= Given task =
Every entry below should be repeated exactly; the pictures should not.

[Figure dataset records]
-- BEGIN --

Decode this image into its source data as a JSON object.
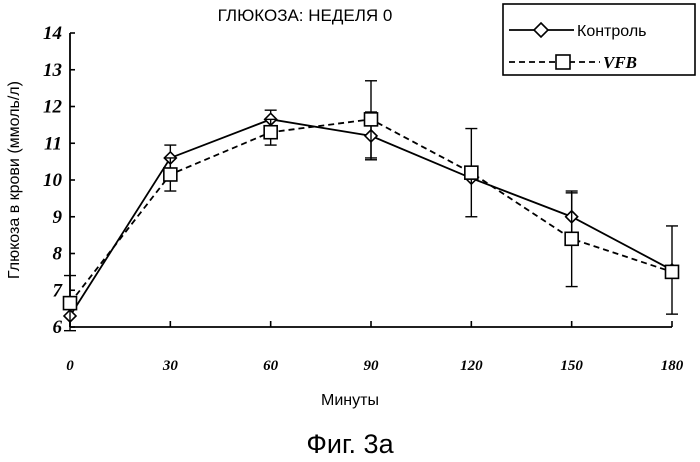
{
  "chart_data": {
    "type": "line",
    "title": "ГЛЮКОЗА: НЕДЕЛЯ 0",
    "xlabel": "Минуты",
    "ylabel": "Глюкоза в крови (ммоль/л)",
    "x": [
      0,
      30,
      60,
      90,
      120,
      150,
      180
    ],
    "xticks": [
      "0",
      "30",
      "60",
      "90",
      "120",
      "150",
      "180"
    ],
    "yticks": [
      "6",
      "7",
      "8",
      "9",
      "10",
      "11",
      "12",
      "13",
      "14"
    ],
    "ylim": [
      6,
      14
    ],
    "grid": false,
    "legend_position": "top-right",
    "series": [
      {
        "name": "Контроль",
        "marker": "diamond",
        "line": "solid",
        "values": [
          6.3,
          10.6,
          11.65,
          11.2,
          10.05,
          9.0,
          7.55
        ],
        "error": [
          null,
          0.35,
          0.25,
          0.65,
          null,
          0.65,
          1.2
        ]
      },
      {
        "name": "VFB",
        "marker": "square",
        "line": "dashed",
        "values": [
          6.65,
          10.15,
          11.3,
          11.65,
          10.2,
          8.4,
          7.5
        ],
        "error": [
          0.75,
          0.45,
          0.35,
          1.05,
          1.2,
          1.3,
          null
        ]
      }
    ],
    "caption": "Фиг. 3а"
  }
}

-- END --

= Solution to the problem =
Decode this image into its source data as a JSON object.
{
  "chart_data": {
    "type": "line",
    "title": "ГЛЮКОЗА: НЕДЕЛЯ 0",
    "xlabel": "Минуты",
    "ylabel": "Глюкоза в крови (ммоль/л)",
    "x": [
      0,
      30,
      60,
      90,
      120,
      150,
      180
    ],
    "xticks": [
      "0",
      "30",
      "60",
      "90",
      "120",
      "150",
      "180"
    ],
    "yticks": [
      "6",
      "7",
      "8",
      "9",
      "10",
      "11",
      "12",
      "13",
      "14"
    ],
    "ylim": [
      6,
      14
    ],
    "grid": false,
    "legend_position": "top-right",
    "series": [
      {
        "name": "Контроль",
        "marker": "diamond",
        "line": "solid",
        "values": [
          6.3,
          10.6,
          11.65,
          11.2,
          10.05,
          9.0,
          7.55
        ],
        "error": [
          null,
          0.35,
          0.25,
          0.65,
          null,
          0.65,
          1.2
        ]
      },
      {
        "name": "VFB",
        "marker": "square",
        "line": "dashed",
        "values": [
          6.65,
          10.15,
          11.3,
          11.65,
          10.2,
          8.4,
          7.5
        ],
        "error": [
          0.75,
          0.45,
          0.35,
          1.05,
          1.2,
          1.3,
          null
        ]
      }
    ],
    "caption": "Фиг. 3а"
  }
}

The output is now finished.